═══ DATA EXTRACT
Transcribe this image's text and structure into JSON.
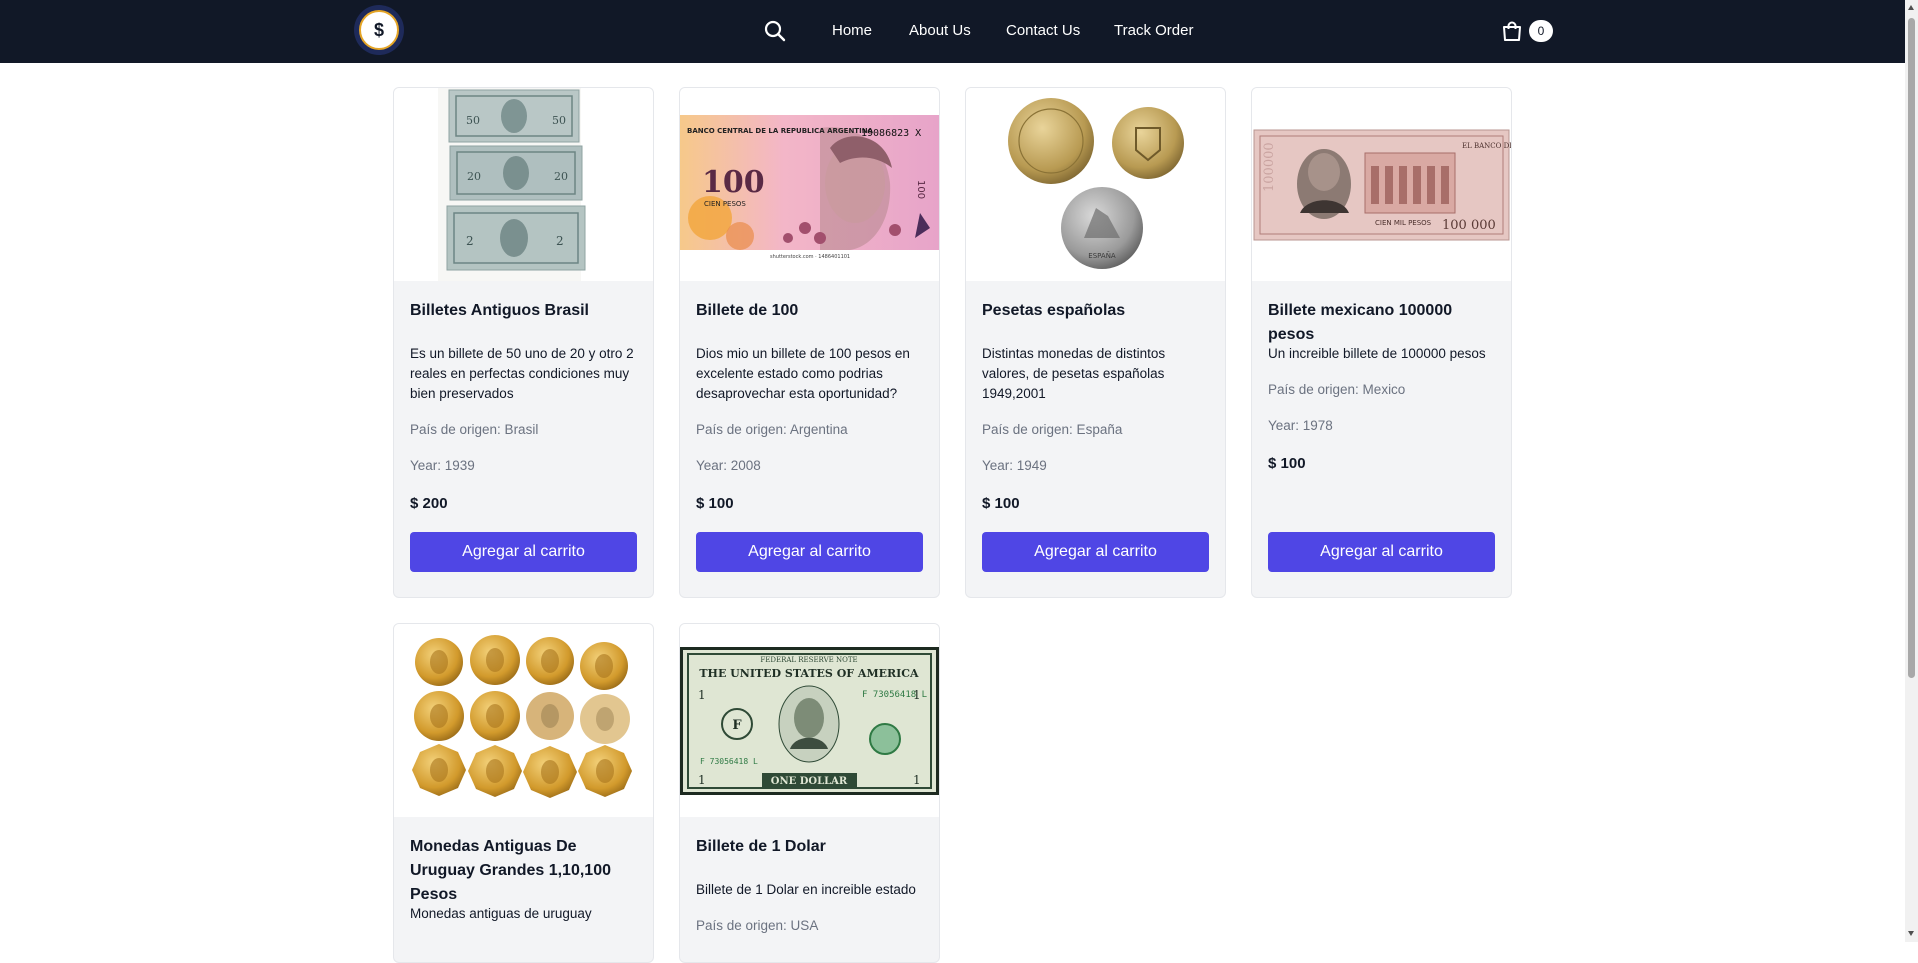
{
  "header": {
    "logo_text": "$",
    "nav": [
      {
        "label": "Home"
      },
      {
        "label": "About Us"
      },
      {
        "label": "Contact Us"
      },
      {
        "label": "Track Order"
      }
    ],
    "cart_count": "0"
  },
  "products": [
    {
      "title": "Billetes Antiguos Brasil",
      "description": "Es un billete de 50 uno de 20 y otro 2 reales en perfectas condiciones muy bien preservados",
      "country": "País de origen: Brasil",
      "year": "Year: 1939",
      "price": "$ 200",
      "button": "Agregar al carrito",
      "note_values": [
        "50",
        "20",
        "2"
      ]
    },
    {
      "title": "Billete de 100",
      "description": "Dios mio un billete de 100 pesos en excelente estado como podrias desaprovechar esta oportunidad?",
      "country": "País de origen: Argentina",
      "year": "Year: 2008",
      "price": "$ 100",
      "button": "Agregar al carrito",
      "note_bank": "BANCO CENTRAL DE LA REPUBLICA ARGENTINA",
      "note_serial": "19086823 X",
      "note_value": "100",
      "note_words": "CIEN PESOS",
      "note_credit": "shutterstock.com · 1486401101"
    },
    {
      "title": "Pesetas españolas",
      "description": "Distintas monedas de distintos valores, de pesetas españolas 1949,2001",
      "country": "País de origen: España",
      "year": "Year: 1949",
      "price": "$ 100",
      "button": "Agregar al carrito",
      "coin_text": "ESPAÑA"
    },
    {
      "title": "Billete mexicano 100000 pesos",
      "description": "Un increible billete de 100000 pesos",
      "country": "País de origen: Mexico",
      "year": "Year: 1978",
      "price": "$ 100",
      "button": "Agregar al carrito",
      "note_bank": "EL BANCO DE MEXICO",
      "note_value": "100000",
      "note_value_right": "100 000",
      "note_words": "CIEN MIL PESOS"
    },
    {
      "title": "Monedas Antiguas De Uruguay Grandes 1,10,100 Pesos",
      "description": "Monedas antiguas de uruguay"
    },
    {
      "title": "Billete de 1 Dolar",
      "description": "Billete de 1 Dolar en increible estado",
      "country": "País de origen: USA",
      "note_top": "FEDERAL RESERVE NOTE",
      "note_country": "THE UNITED STATES OF AMERICA",
      "note_serial": "F 73056418 L",
      "note_seal": "F",
      "note_value": "1",
      "note_words": "ONE DOLLAR"
    }
  ],
  "colors": {
    "navbar": "#111827",
    "button": "#4f46e5",
    "card_bg": "#f3f4f6",
    "logo_ring": "#e5a526"
  }
}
══════
JOB: Your task is to list each line of the records with the word "Brasil".

SOLUTION:
      "title": "Billetes Antiguos Brasil",
      "country": "País de origen: Brasil",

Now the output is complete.